Exercise requirements:
Output all the data exactly. Pictures do not belong in the copy.
/---
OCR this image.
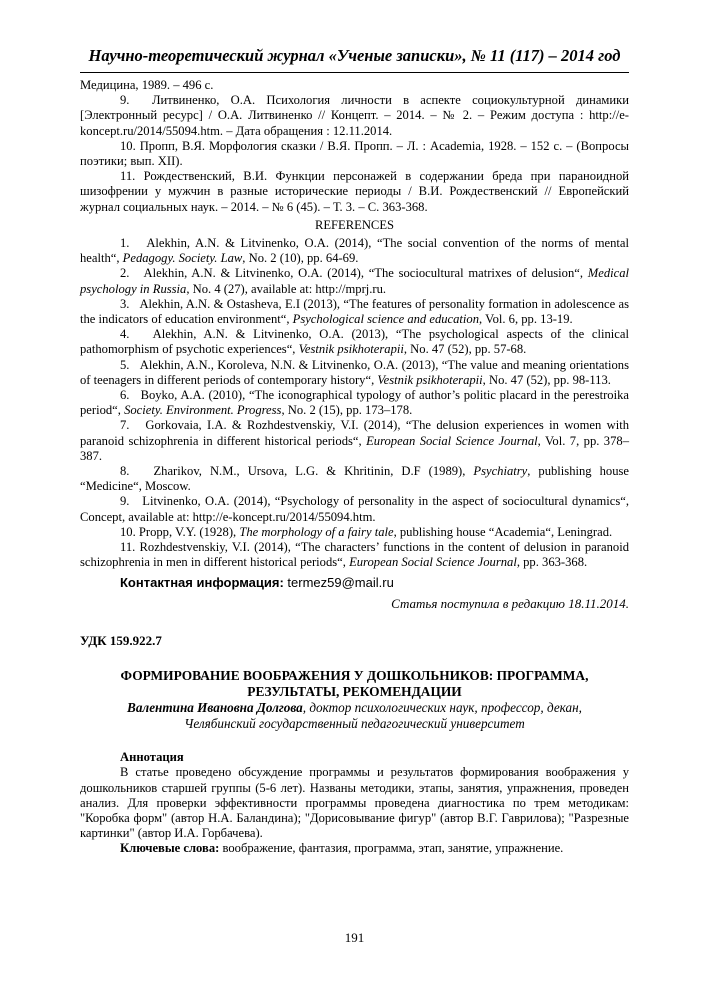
Научно-теоретический журнал «Ученые записки», № 11 (117) – 2014 год

Медицина, 1989. – 496 с.

9.  Литвиненко, О.А. Психология личности в аспекте социокультурной динамики [Электронный ресурс] / О.А. Литвиненко // Концепт. – 2014. – № 2. – Режим доступа : http://e-koncept.ru/2014/55094.htm. – Дата обращения : 12.11.2014.

10. Пропп, В.Я. Морфология сказки / В.Я. Пропп. – Л. : Academia, 1928. – 152 с. – (Вопросы поэтики; вып. XII).

11. Рождественский, В.И. Функции персонажей в содержании бреда при параноидной шизофрении у мужчин в разные исторические периоды / В.И. Рождественский // Европейский журнал социальных наук. – 2014. – № 6 (45). – Т. 3. – С. 363-368.

REFERENCES

1.   Alekhin, A.N. & Litvinenko, O.A. (2014), “The social convention of the norms of mental health“, Pedagogy. Society. Law, No. 2 (10), pp. 64-69.

2.   Alekhin, A.N. & Litvinenko, O.A. (2014), “The sociocultural matrixes of delusion“, Medical psychology in Russia, No. 4 (27), available at: http://mprj.ru.

3.   Alekhin, A.N. & Ostasheva, E.I (2013), “The features of personality formation in adolescence as the indicators of education environment“, Psychological science and education, Vol. 6, pp. 13-19.

4.   Alekhin, A.N. & Litvinenko, O.A. (2013), “The psychological aspects of the clinical pathomorphism of psychotic experiences“, Vestnik psikhoterapii, No. 47 (52), pp. 57-68.

5.   Alekhin, A.N., Koroleva, N.N. & Litvinenko, O.A. (2013), “The value and meaning orientations of teenagers in different periods of contemporary history“, Vestnik psikhoterapii, No. 47 (52), pp. 98-113.

6.   Boyko, A.A. (2010), “The iconographical typology of author’s politic placard in the perestroika period“, Society. Environment. Progress, No. 2 (15), pp. 173–178.

7.   Gorkovaia, I.A. & Rozhdestvenskiy, V.I. (2014), “The delusion experiences in women with paranoid schizophrenia in different historical periods“, European Social Science Journal, Vol. 7, pp. 378–387.

8.   Zharikov, N.M., Ursova, L.G. & Khritinin, D.F (1989), Psychiatry, publishing house “Medicine“, Moscow.

9.   Litvinenko, O.A. (2014), “Psychology of personality in the aspect of sociocultural dynamics“, Concept, available at: http://e-koncept.ru/2014/55094.htm.

10. Propp, V.Y. (1928), The morphology of a fairy tale, publishing house “Academia“, Leningrad.

11. Rozhdestvenskiy, V.I. (2014), “The characters’ functions in the content of delusion in paranoid schizophrenia in men in different historical periods“, European Social Science Journal, pp. 363-368.

Контактная информация: termez59@mail.ru

Статья поступила в редакцию 18.11.2014.

УДК 159.922.7

ФОРМИРОВАНИЕ ВООБРАЖЕНИЯ У ДОШКОЛЬНИКОВ: ПРОГРАММА, РЕЗУЛЬТАТЫ, РЕКОМЕНДАЦИИ

Валентина Ивановна Долгова, доктор психологических наук, профессор, декан,

Челябинский государственный педагогический университет

Аннотация

В статье проведено обсуждение программы и результатов формирования воображения у дошкольников старшей группы (5-6 лет). Названы методики, этапы, занятия, упражнения, проведен анализ. Для проверки эффективности программы проведена диагностика по трем методикам: "Коробка форм" (автор Н.А. Баландина); "Дорисовывание фигур" (автор В.Г. Гаврилова); "Разрезные картинки" (автор И.А. Горбачева).

Ключевые слова: воображение, фантазия, программа, этап, занятие, упражнение.

191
\---
Response:
OCR this image.
Научно-теоретический журнал «Ученые записки», № 11 (117) – 2014 год

Медицина, 1989. – 496 с.

9.  Литвиненко, О.А. Психология личности в аспекте социокультурной динамики [Электронный ресурс] / О.А. Литвиненко // Концепт. – 2014. – № 2. – Режим доступа : http://e-koncept.ru/2014/55094.htm. – Дата обращения : 12.11.2014.

10. Пропп, В.Я. Морфология сказки / В.Я. Пропп. – Л. : Academia, 1928. – 152 с. – (Вопросы поэтики; вып. XII).

11. Рождественский, В.И. Функции персонажей в содержании бреда при параноидной шизофрении у мужчин в разные исторические периоды / В.И. Рождественский // Европейский журнал социальных наук. – 2014. – № 6 (45). – Т. 3. – С. 363-368.

REFERENCES

1.   Alekhin, A.N. & Litvinenko, O.A. (2014), “The social convention of the norms of mental health“, Pedagogy. Society. Law, No. 2 (10), pp. 64-69.

2.   Alekhin, A.N. & Litvinenko, O.A. (2014), “The sociocultural matrixes of delusion“, Medical psychology in Russia, No. 4 (27), available at: http://mprj.ru.

3.   Alekhin, A.N. & Ostasheva, E.I (2013), “The features of personality formation in adolescence as the indicators of education environment“, Psychological science and education, Vol. 6, pp. 13-19.

4.   Alekhin, A.N. & Litvinenko, O.A. (2013), “The psychological aspects of the clinical pathomorphism of psychotic experiences“, Vestnik psikhoterapii, No. 47 (52), pp. 57-68.

5.   Alekhin, A.N., Koroleva, N.N. & Litvinenko, O.A. (2013), “The value and meaning orientations of teenagers in different periods of contemporary history“, Vestnik psikhoterapii, No. 47 (52), pp. 98-113.

6.   Boyko, A.A. (2010), “The iconographical typology of author’s politic placard in the perestroika period“, Society. Environment. Progress, No. 2 (15), pp. 173–178.

7.   Gorkovaia, I.A. & Rozhdestvenskiy, V.I. (2014), “The delusion experiences in women with paranoid schizophrenia in different historical periods“, European Social Science Journal, Vol. 7, pp. 378–387.

8.   Zharikov, N.M., Ursova, L.G. & Khritinin, D.F (1989), Psychiatry, publishing house “Medicine“, Moscow.

9.   Litvinenko, O.A. (2014), “Psychology of personality in the aspect of sociocultural dynamics“, Concept, available at: http://e-koncept.ru/2014/55094.htm.

10. Propp, V.Y. (1928), The morphology of a fairy tale, publishing house “Academia“, Leningrad.

11. Rozhdestvenskiy, V.I. (2014), “The characters’ functions in the content of delusion in paranoid schizophrenia in men in different historical periods“, European Social Science Journal, pp. 363-368.

Контактная информация: termez59@mail.ru

Статья поступила в редакцию 18.11.2014.

УДК 159.922.7

ФОРМИРОВАНИЕ ВООБРАЖЕНИЯ У ДОШКОЛЬНИКОВ: ПРОГРАММА, РЕЗУЛЬТАТЫ, РЕКОМЕНДАЦИИ

Валентина Ивановна Долгова, доктор психологических наук, профессор, декан,

Челябинский государственный педагогический университет

Аннотация

В статье проведено обсуждение программы и результатов формирования воображения у дошкольников старшей группы (5-6 лет). Названы методики, этапы, занятия, упражнения, проведен анализ. Для проверки эффективности программы проведена диагностика по трем методикам: "Коробка форм" (автор Н.А. Баландина); "Дорисовывание фигур" (автор В.Г. Гаврилова); "Разрезные картинки" (автор И.А. Горбачева).

Ключевые слова: воображение, фантазия, программа, этап, занятие, упражнение.

191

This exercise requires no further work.